## Records to process:
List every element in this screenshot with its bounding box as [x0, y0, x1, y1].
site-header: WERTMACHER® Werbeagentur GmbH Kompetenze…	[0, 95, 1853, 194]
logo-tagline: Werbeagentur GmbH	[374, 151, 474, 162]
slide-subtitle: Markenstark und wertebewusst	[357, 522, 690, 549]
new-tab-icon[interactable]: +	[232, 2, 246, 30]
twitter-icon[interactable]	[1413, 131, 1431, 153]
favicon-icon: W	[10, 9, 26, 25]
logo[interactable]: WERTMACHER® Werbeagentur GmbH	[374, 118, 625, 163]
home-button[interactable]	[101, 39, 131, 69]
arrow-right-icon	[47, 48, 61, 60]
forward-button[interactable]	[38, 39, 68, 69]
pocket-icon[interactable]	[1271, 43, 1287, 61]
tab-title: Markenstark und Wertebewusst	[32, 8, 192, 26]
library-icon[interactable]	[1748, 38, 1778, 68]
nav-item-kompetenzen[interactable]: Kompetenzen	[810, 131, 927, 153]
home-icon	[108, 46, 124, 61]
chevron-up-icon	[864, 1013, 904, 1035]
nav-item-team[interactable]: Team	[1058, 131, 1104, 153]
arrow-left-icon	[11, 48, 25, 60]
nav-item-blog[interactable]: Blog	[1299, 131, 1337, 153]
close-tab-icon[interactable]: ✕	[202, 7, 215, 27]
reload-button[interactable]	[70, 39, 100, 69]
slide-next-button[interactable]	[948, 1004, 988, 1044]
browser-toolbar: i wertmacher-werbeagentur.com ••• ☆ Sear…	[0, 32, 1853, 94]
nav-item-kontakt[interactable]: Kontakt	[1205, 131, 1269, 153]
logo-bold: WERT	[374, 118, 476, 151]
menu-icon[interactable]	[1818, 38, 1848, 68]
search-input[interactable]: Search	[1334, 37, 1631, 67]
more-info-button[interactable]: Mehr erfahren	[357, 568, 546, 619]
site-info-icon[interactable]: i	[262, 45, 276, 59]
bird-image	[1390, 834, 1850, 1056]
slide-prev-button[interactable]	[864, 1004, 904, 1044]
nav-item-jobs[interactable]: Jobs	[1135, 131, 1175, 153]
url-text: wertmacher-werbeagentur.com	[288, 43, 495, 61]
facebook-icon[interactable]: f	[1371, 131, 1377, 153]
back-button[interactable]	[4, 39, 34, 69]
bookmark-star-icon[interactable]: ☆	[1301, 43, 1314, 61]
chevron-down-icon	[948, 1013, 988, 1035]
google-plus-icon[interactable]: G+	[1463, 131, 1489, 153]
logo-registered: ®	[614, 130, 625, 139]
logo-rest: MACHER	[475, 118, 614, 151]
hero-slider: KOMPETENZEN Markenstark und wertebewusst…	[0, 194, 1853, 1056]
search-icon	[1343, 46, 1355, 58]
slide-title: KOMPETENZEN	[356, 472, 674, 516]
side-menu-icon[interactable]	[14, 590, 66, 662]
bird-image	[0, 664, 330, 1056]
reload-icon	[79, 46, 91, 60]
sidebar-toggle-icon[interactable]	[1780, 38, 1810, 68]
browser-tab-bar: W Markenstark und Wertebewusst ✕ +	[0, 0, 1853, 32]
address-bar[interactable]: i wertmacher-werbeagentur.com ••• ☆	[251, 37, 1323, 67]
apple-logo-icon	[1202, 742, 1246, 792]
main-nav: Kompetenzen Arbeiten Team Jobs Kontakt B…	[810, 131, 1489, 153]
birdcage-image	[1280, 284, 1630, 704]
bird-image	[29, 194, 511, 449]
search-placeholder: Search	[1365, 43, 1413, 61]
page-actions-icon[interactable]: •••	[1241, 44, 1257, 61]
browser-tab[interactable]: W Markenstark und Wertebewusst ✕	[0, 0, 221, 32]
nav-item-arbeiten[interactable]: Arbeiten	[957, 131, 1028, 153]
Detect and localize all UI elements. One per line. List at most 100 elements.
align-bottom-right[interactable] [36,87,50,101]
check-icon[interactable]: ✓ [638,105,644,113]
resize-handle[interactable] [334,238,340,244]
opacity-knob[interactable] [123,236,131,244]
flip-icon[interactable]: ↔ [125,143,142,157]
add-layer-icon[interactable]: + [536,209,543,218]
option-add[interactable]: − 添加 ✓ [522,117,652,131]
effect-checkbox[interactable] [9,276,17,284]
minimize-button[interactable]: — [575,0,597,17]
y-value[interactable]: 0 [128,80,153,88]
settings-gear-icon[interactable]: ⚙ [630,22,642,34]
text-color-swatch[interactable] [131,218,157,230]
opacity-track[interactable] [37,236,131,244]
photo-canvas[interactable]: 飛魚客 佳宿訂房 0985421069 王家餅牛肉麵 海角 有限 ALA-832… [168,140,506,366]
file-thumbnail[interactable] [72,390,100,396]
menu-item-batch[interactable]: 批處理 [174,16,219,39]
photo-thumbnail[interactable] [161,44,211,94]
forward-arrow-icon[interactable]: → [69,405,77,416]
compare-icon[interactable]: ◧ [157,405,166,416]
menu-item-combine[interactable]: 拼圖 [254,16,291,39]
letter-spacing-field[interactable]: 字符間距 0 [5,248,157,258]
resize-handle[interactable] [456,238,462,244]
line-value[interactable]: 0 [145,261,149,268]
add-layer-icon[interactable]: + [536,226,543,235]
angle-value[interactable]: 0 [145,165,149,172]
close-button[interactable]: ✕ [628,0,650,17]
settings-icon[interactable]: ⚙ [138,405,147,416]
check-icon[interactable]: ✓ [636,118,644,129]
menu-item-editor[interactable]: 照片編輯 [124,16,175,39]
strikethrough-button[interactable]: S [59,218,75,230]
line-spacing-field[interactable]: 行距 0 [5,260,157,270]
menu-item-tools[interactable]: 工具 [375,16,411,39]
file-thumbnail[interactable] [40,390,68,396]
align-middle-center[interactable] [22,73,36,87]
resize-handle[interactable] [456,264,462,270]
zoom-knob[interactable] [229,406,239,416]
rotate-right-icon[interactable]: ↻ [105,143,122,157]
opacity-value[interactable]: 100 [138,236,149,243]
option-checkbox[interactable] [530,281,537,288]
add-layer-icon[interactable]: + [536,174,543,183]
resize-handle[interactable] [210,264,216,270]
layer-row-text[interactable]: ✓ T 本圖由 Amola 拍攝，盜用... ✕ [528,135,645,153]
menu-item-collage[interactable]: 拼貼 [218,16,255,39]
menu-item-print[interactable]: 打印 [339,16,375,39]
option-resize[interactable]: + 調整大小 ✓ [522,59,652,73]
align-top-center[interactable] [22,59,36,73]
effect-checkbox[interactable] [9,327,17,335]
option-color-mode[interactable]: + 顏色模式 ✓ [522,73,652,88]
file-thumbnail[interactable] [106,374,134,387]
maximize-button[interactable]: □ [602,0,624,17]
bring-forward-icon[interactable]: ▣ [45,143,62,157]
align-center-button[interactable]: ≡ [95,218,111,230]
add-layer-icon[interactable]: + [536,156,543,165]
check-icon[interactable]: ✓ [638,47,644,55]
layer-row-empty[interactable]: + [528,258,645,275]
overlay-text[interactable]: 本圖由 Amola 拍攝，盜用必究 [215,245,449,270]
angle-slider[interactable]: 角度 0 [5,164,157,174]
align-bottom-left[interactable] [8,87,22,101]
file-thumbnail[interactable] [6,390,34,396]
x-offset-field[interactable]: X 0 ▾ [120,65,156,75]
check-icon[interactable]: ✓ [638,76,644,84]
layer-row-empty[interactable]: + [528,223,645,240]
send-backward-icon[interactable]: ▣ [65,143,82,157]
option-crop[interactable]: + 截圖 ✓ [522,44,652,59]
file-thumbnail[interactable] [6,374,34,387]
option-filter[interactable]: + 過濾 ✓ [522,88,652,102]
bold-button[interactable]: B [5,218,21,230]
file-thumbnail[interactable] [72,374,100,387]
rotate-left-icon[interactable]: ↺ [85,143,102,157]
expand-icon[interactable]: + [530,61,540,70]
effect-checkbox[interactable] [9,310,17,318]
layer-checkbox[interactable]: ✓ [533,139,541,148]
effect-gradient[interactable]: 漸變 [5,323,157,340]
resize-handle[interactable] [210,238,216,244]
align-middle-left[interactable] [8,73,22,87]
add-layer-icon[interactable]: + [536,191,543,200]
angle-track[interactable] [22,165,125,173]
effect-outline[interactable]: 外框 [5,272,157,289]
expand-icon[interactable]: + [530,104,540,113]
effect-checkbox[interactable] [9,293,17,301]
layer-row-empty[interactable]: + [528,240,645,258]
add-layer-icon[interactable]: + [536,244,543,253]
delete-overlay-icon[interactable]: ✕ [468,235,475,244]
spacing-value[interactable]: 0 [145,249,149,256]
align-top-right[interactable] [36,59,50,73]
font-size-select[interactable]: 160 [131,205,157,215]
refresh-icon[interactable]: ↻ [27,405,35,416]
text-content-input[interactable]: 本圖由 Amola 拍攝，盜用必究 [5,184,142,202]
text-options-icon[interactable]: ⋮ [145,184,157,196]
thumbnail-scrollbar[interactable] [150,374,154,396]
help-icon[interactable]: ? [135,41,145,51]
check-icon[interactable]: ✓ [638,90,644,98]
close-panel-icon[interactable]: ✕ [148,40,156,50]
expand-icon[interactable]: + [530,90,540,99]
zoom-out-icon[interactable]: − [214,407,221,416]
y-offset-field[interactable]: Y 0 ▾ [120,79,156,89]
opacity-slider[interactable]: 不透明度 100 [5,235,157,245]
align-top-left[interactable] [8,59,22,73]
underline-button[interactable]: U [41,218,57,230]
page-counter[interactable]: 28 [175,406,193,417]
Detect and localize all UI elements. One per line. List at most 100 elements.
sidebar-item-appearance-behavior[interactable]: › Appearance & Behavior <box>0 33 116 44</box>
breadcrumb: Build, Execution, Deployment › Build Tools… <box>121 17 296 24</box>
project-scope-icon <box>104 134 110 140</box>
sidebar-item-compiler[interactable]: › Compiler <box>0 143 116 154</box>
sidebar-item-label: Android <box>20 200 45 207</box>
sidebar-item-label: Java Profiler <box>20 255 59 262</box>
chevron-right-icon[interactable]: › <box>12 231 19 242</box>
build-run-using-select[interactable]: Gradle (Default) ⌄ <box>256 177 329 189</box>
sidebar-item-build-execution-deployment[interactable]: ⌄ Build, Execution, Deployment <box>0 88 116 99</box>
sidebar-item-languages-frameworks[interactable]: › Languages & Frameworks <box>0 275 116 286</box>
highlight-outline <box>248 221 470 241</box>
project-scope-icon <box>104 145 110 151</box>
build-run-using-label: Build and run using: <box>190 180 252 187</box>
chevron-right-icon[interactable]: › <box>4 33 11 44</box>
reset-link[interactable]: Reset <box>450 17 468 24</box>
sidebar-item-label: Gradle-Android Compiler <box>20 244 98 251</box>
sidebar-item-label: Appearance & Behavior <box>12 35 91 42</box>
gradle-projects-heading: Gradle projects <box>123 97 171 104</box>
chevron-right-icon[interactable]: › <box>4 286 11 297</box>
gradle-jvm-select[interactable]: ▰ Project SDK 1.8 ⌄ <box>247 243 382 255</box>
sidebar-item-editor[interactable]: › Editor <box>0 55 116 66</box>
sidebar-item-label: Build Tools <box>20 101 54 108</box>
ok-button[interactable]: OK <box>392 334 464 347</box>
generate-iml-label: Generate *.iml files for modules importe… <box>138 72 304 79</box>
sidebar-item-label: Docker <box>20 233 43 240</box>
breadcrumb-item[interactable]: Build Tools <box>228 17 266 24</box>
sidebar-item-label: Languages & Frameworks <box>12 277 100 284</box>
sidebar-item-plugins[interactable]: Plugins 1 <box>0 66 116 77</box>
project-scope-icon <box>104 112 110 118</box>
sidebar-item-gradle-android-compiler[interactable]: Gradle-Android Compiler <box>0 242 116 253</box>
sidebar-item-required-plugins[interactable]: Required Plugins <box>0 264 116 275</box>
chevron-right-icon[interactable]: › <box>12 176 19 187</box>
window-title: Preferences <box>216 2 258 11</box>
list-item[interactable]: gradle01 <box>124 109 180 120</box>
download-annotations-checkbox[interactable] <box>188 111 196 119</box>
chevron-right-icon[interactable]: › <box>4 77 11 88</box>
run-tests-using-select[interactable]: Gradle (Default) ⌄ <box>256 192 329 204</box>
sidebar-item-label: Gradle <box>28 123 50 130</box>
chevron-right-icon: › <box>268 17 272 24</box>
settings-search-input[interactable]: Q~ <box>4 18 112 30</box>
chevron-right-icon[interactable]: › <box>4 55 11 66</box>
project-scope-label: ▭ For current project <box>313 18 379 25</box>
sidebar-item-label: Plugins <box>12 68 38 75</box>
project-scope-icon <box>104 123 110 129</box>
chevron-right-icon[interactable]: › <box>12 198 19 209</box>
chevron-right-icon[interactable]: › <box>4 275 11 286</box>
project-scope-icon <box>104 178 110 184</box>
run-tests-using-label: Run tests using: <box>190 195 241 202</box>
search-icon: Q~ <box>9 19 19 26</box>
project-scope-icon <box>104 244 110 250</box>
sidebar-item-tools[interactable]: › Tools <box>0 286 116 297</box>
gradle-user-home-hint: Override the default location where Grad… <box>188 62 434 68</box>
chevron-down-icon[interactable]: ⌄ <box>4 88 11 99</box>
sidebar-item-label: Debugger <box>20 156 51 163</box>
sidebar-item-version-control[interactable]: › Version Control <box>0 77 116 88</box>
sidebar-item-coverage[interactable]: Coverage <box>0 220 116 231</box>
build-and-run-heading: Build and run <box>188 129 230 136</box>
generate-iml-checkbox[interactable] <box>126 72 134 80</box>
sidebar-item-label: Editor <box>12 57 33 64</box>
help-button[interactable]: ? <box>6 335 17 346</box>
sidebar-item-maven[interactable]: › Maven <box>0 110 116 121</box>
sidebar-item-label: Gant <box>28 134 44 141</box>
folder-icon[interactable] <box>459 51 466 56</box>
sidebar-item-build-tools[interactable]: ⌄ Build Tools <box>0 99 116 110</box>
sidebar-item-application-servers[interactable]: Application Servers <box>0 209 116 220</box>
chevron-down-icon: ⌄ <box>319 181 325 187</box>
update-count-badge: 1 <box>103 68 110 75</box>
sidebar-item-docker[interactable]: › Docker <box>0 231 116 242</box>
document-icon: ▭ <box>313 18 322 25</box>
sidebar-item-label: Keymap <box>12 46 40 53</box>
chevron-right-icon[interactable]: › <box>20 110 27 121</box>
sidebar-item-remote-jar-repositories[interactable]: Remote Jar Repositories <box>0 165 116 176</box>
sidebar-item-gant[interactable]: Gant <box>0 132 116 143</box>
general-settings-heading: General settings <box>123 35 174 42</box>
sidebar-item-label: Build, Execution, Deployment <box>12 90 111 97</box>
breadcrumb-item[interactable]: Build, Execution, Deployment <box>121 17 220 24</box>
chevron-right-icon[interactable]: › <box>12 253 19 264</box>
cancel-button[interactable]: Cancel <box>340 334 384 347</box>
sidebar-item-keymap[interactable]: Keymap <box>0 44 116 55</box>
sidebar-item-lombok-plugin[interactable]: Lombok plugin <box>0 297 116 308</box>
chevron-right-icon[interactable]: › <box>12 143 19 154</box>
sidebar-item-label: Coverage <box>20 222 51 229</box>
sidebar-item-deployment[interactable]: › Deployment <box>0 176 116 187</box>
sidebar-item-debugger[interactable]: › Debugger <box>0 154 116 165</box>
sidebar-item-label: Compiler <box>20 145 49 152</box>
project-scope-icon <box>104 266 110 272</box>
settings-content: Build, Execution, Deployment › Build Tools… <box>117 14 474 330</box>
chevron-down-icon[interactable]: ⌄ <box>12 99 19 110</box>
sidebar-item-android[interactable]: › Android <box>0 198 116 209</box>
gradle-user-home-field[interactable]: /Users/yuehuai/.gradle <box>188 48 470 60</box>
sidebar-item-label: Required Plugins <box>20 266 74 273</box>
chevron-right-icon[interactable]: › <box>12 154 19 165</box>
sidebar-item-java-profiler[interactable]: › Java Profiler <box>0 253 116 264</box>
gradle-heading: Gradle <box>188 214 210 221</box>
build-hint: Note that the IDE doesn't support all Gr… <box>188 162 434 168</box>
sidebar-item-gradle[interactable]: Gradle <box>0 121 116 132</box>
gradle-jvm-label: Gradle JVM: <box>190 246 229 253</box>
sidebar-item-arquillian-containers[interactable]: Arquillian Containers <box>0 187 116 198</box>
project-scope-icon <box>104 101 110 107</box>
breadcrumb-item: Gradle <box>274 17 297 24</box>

## What to produce:
Copy out again every line of the listing above, starting with its first line and going on through the line that contains "slide-subtitle: Markenstark und".

## Answer for this exercise:
List every element in this screenshot with its bounding box as [x0, y0, x1, y1].
site-header: WERTMACHER® Werbeagentur GmbH Kompetenze…	[0, 95, 1853, 194]
logo-tagline: Werbeagentur GmbH	[374, 151, 474, 162]
slide-subtitle: Markenstark und wertebewusst	[357, 522, 690, 549]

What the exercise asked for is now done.